** EXERCISE **
Below are the records. Gather each line that holds "Notas".

Data items:
· · · · · · ·

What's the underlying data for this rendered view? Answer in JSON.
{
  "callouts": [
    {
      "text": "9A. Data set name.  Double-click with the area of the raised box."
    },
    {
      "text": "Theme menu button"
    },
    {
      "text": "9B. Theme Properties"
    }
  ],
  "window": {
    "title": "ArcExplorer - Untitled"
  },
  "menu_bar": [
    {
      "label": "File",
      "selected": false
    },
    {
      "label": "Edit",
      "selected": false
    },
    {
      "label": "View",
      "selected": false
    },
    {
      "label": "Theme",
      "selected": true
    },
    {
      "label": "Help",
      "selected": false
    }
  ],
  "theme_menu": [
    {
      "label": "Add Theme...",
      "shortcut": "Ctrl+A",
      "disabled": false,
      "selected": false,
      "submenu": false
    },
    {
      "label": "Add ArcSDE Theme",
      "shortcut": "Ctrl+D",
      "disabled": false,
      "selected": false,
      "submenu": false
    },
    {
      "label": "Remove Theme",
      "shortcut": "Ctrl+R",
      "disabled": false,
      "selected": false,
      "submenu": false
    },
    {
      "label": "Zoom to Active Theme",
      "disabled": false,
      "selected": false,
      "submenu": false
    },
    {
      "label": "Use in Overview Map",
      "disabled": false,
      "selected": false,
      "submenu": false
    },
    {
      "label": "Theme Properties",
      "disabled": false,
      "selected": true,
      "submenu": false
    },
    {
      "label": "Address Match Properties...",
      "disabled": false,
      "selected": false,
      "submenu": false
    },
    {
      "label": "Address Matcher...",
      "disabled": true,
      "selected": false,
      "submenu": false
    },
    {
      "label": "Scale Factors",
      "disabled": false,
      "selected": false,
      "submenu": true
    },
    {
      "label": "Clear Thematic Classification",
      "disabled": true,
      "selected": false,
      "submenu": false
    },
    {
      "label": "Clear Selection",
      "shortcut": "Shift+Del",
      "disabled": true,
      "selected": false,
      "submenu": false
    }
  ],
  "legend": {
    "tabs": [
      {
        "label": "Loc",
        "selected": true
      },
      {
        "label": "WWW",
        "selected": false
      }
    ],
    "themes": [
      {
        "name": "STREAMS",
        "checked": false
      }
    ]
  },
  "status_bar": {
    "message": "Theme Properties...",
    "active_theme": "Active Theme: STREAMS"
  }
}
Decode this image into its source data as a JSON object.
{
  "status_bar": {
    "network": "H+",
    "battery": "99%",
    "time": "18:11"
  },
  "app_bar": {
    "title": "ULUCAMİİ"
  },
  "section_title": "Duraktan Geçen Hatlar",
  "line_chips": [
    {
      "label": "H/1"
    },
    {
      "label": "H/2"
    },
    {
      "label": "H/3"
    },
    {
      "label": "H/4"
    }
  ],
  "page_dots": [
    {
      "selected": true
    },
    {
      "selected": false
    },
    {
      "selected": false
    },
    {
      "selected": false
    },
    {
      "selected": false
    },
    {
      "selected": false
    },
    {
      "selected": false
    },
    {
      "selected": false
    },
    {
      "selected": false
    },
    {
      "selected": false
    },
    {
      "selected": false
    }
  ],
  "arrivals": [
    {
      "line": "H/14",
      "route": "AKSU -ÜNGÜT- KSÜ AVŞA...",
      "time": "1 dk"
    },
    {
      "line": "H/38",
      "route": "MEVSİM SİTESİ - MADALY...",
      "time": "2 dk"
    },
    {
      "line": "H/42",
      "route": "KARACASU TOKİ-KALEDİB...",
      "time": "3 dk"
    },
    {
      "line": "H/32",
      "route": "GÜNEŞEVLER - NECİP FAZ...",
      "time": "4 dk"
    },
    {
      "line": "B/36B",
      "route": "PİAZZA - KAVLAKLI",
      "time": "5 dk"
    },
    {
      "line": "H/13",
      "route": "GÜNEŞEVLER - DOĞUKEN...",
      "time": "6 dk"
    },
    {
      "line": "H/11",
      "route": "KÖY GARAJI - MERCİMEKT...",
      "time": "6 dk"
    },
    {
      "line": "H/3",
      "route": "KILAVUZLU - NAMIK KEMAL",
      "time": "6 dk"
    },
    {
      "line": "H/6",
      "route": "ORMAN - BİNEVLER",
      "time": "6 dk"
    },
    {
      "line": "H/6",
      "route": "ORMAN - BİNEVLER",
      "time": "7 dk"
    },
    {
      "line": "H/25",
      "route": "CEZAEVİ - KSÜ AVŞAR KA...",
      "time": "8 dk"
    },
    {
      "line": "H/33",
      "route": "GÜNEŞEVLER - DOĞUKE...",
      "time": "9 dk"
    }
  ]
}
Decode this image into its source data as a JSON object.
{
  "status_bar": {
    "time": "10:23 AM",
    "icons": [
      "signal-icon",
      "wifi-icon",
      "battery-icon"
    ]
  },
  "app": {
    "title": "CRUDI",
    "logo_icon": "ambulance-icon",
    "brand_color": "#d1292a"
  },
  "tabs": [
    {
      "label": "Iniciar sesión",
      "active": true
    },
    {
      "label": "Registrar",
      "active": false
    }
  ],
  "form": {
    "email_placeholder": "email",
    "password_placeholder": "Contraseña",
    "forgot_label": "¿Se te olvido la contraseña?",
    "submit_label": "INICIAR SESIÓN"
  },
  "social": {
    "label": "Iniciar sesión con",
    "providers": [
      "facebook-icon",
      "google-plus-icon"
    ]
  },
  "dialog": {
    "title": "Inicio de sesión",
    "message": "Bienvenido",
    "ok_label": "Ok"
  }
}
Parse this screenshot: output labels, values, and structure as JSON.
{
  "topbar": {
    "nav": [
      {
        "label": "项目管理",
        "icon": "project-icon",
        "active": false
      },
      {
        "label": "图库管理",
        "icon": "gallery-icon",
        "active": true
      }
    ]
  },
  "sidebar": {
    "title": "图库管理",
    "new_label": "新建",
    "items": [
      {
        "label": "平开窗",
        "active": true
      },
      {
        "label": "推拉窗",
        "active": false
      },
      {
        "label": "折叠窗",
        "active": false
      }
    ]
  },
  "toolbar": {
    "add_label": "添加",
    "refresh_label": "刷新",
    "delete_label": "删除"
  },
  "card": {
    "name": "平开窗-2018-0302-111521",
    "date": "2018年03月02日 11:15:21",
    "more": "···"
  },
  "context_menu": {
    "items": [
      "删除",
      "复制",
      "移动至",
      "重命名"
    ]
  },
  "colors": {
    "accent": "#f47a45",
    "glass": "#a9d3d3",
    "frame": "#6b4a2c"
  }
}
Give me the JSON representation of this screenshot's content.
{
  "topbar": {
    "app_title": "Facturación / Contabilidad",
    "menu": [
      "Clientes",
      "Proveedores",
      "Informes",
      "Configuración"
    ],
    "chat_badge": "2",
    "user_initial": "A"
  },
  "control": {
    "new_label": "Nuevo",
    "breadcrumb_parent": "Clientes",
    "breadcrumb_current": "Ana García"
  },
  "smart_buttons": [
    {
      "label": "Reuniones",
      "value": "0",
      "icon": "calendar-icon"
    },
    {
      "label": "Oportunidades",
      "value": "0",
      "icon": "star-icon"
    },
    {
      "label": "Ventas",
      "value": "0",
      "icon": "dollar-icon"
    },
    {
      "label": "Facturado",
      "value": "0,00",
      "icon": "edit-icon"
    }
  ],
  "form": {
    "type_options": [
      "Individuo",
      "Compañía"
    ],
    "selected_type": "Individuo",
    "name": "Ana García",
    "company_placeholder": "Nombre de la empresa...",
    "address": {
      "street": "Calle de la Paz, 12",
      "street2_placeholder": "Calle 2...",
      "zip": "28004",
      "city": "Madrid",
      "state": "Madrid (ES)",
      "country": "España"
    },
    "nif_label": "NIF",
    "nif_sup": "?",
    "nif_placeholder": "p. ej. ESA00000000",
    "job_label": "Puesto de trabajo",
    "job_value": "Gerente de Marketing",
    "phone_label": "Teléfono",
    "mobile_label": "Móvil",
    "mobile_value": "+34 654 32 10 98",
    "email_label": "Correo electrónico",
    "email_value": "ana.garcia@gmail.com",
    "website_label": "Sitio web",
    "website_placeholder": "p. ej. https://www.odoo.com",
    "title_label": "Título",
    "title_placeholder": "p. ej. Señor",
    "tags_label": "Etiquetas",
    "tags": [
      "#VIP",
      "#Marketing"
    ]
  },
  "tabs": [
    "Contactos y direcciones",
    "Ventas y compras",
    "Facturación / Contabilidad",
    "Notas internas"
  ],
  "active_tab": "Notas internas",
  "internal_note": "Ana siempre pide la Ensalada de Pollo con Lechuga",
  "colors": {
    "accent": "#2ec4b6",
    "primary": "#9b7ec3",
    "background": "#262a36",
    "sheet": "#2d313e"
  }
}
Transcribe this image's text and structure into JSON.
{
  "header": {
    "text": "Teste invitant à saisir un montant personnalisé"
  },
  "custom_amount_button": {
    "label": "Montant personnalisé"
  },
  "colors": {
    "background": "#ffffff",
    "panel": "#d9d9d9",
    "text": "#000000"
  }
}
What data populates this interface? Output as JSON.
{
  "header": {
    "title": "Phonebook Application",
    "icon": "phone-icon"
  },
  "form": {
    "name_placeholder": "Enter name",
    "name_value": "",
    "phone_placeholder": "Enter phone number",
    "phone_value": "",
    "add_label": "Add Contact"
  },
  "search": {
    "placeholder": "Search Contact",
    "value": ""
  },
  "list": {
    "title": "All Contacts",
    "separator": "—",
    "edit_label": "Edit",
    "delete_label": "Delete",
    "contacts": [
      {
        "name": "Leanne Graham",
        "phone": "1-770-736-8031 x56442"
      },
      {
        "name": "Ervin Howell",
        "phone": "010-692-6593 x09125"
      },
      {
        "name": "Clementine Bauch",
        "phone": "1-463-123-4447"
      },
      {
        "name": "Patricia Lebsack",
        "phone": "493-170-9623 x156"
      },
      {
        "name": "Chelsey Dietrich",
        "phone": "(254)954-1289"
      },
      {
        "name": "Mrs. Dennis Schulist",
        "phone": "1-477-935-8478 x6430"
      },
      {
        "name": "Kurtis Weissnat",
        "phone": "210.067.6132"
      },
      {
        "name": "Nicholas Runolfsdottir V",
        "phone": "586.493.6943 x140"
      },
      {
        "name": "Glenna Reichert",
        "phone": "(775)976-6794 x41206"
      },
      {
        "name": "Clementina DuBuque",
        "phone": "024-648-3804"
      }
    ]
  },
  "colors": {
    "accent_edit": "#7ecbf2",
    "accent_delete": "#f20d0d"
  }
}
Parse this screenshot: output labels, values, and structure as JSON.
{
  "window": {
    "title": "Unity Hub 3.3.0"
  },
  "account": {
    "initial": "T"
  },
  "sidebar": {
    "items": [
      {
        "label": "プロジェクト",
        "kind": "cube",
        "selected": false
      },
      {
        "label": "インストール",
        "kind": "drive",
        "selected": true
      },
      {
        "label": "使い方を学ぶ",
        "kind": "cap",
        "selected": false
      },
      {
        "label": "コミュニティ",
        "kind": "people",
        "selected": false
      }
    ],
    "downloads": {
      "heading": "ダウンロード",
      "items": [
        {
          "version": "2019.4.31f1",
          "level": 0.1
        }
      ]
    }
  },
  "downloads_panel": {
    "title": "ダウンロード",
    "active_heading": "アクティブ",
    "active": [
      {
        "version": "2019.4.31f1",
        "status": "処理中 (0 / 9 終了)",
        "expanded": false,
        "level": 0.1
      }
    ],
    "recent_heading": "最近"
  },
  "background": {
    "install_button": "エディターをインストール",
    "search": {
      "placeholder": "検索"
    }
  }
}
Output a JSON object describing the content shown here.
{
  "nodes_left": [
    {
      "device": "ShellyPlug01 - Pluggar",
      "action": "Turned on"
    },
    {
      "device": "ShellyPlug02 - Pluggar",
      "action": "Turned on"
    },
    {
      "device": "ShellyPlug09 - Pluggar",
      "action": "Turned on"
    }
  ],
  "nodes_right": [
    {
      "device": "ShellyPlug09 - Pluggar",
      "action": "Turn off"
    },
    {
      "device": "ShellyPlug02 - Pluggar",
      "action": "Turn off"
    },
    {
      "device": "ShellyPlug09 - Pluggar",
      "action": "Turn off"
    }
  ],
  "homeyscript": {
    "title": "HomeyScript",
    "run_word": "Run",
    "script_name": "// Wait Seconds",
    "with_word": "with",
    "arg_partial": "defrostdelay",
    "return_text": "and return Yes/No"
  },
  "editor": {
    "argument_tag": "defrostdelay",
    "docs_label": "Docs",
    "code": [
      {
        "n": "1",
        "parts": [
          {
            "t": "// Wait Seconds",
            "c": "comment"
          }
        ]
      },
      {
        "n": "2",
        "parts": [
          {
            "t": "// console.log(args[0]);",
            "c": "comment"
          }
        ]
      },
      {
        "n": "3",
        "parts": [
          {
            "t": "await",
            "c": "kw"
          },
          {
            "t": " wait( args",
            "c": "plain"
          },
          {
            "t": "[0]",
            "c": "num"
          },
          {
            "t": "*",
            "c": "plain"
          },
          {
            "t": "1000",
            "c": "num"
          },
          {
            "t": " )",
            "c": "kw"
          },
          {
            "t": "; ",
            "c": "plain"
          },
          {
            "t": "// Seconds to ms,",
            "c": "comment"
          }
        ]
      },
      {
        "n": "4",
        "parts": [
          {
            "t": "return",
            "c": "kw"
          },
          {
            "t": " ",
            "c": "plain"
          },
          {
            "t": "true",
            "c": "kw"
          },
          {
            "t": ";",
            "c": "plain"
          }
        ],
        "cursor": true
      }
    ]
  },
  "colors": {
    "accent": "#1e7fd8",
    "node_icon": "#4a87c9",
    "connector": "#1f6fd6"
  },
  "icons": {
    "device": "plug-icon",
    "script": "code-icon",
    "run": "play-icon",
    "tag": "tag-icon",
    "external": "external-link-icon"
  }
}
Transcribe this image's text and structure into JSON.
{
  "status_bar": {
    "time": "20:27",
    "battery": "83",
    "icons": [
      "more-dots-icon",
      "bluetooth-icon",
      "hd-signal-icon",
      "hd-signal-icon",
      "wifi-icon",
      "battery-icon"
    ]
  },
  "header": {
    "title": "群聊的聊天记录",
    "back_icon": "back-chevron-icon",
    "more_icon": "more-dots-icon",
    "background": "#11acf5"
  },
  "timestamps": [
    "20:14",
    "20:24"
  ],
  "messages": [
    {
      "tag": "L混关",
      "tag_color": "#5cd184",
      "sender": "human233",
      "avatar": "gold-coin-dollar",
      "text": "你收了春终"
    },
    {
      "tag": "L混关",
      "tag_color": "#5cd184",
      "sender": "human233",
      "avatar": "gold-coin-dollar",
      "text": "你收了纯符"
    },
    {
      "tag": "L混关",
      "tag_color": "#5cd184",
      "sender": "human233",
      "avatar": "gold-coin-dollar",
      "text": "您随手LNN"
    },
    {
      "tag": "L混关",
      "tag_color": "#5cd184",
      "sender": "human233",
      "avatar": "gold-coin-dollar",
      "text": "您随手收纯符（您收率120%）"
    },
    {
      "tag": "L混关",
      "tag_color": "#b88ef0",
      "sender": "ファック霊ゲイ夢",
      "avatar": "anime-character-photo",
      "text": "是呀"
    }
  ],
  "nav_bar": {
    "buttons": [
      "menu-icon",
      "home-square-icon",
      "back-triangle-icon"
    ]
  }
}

· · · · · · ·

** EXERCISE RESPONSE **
    "Notas internas"
  "active_tab": "Notas internas",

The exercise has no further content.